Required task
Extract the full set of records that follows, word for word.

Items from a dataset
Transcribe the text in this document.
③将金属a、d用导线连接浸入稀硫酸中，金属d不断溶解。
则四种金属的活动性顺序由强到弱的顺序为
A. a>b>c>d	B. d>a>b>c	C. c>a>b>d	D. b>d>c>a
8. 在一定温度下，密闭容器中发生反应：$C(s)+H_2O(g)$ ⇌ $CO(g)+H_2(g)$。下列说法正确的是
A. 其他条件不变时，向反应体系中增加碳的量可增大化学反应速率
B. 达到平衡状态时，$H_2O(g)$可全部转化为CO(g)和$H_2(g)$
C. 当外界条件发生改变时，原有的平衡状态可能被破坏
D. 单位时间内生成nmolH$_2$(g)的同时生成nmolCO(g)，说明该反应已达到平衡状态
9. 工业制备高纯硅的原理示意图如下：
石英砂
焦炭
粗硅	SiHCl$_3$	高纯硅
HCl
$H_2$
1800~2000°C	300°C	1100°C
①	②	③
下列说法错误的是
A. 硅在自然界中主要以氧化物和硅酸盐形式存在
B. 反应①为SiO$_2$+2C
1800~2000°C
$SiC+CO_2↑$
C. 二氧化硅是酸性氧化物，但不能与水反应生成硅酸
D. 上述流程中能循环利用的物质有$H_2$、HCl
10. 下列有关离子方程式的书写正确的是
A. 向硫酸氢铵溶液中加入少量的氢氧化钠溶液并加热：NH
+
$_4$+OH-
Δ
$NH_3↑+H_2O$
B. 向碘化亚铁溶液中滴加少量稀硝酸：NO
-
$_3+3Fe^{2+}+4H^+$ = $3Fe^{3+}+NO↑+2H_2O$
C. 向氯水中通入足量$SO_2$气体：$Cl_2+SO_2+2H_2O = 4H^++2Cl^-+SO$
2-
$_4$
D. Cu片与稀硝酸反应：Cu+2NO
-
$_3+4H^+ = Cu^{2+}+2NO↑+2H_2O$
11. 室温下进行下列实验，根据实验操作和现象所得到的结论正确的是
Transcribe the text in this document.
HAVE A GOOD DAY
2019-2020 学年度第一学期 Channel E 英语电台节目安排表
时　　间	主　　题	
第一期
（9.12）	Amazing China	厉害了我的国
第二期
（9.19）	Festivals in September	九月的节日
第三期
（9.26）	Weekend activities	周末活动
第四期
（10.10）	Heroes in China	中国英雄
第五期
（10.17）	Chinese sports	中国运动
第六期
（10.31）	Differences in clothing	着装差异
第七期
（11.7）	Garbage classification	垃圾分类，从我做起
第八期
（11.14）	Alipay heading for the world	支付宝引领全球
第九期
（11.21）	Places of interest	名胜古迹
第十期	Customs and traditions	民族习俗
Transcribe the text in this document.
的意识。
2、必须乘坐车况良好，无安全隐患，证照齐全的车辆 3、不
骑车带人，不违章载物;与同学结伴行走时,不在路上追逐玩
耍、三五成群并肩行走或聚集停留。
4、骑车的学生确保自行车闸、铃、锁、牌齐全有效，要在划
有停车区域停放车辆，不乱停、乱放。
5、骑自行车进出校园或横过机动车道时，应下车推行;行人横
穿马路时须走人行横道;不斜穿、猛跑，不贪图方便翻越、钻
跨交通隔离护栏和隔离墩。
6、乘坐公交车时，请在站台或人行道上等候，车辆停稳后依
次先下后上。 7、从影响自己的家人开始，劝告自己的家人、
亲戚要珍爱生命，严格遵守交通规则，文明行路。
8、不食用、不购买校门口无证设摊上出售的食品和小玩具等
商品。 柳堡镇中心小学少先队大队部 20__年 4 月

Final result
Transcribe the text in this document.
③将金属a、d用导线连接浸入稀硫酸中，金属d不断溶解。
则四种金属的活动性顺序由强到弱的顺序为
A. a>b>c>d	B. d>a>b>c	C. c>a>b>d	D. b>d>c>a
8. 在一定温度下，密闭容器中发生反应：$C(s)+H_2O(g)$ ⇌ $CO(g)+H_2(g)$。下列说法正确的是
A. 其他条件不变时，向反应体系中增加碳的量可增大化学反应速率
B. 达到平衡状态时，$H_2O(g)$可全部转化为CO(g)和$H_2(g)$
C. 当外界条件发生改变时，原有的平衡状态可能被破坏
D. 单位时间内生成nmolH$_2$(g)的同时生成nmolCO(g)，说明该反应已达到平衡状态
9. 工业制备高纯硅的原理示意图如下：
石英砂
焦炭
粗硅	SiHCl$_3$	高纯硅
HCl
$H_2$
1800~2000°C	300°C	1100°C
①	②	③
下列说法错误的是
A. 硅在自然界中主要以氧化物和硅酸盐形式存在
B. 反应①为SiO$_2$+2C
1800~2000°C
$SiC+CO_2↑$
C. 二氧化硅是酸性氧化物，但不能与水反应生成硅酸
D. 上述流程中能循环利用的物质有$H_2$、HCl
10. 下列有关离子方程式的书写正确的是
A. 向硫酸氢铵溶液中加入少量的氢氧化钠溶液并加热：NH
+
$_4$+OH-
Δ
$NH_3↑+H_2O$
B. 向碘化亚铁溶液中滴加少量稀硝酸：NO
-
$_3+3Fe^{2+}+4H^+$ = $3Fe^{3+}+NO↑+2H_2O$
C. 向氯水中通入足量$SO_2$气体：$Cl_2+SO_2+2H_2O = 4H^++2Cl^-+SO$
2-
$_4$
D. Cu片与稀硝酸反应：Cu+2NO
-
$_3+4H^+ = Cu^{2+}+2NO↑+2H_2O$
11. 室温下进行下列实验，根据实验操作和现象所得到的结论正确的是
Transcribe the text in this document.
HAVE A GOOD DAY
2019-2020 学年度第一学期 Channel E 英语电台节目安排表
时　　间	主　　题	
第一期
（9.12）	Amazing China	厉害了我的国
第二期
（9.19）	Festivals in September	九月的节日
第三期
（9.26）	Weekend activities	周末活动
第四期
（10.10）	Heroes in China	中国英雄
第五期
（10.17）	Chinese sports	中国运动
第六期
（10.31）	Differences in clothing	着装差异
第七期
（11.7）	Garbage classification	垃圾分类，从我做起
第八期
（11.14）	Alipay heading for the world	支付宝引领全球
第九期
（11.21）	Places of interest	名胜古迹
第十期	Customs and traditions	民族习俗
Transcribe the text in this document.
的意识。
2、必须乘坐车况良好，无安全隐患，证照齐全的车辆 3、不
骑车带人，不违章载物;与同学结伴行走时,不在路上追逐玩
耍、三五成群并肩行走或聚集停留。
4、骑车的学生确保自行车闸、铃、锁、牌齐全有效，要在划
有停车区域停放车辆，不乱停、乱放。
5、骑自行车进出校园或横过机动车道时，应下车推行;行人横
穿马路时须走人行横道;不斜穿、猛跑，不贪图方便翻越、钻
跨交通隔离护栏和隔离墩。
6、乘坐公交车时，请在站台或人行道上等候，车辆停稳后依
次先下后上。 7、从影响自己的家人开始，劝告自己的家人、
亲戚要珍爱生命，严格遵守交通规则，文明行路。
8、不食用、不购买校门口无证设摊上出售的食品和小玩具等
商品。 柳堡镇中心小学少先队大队部 20__年 4 月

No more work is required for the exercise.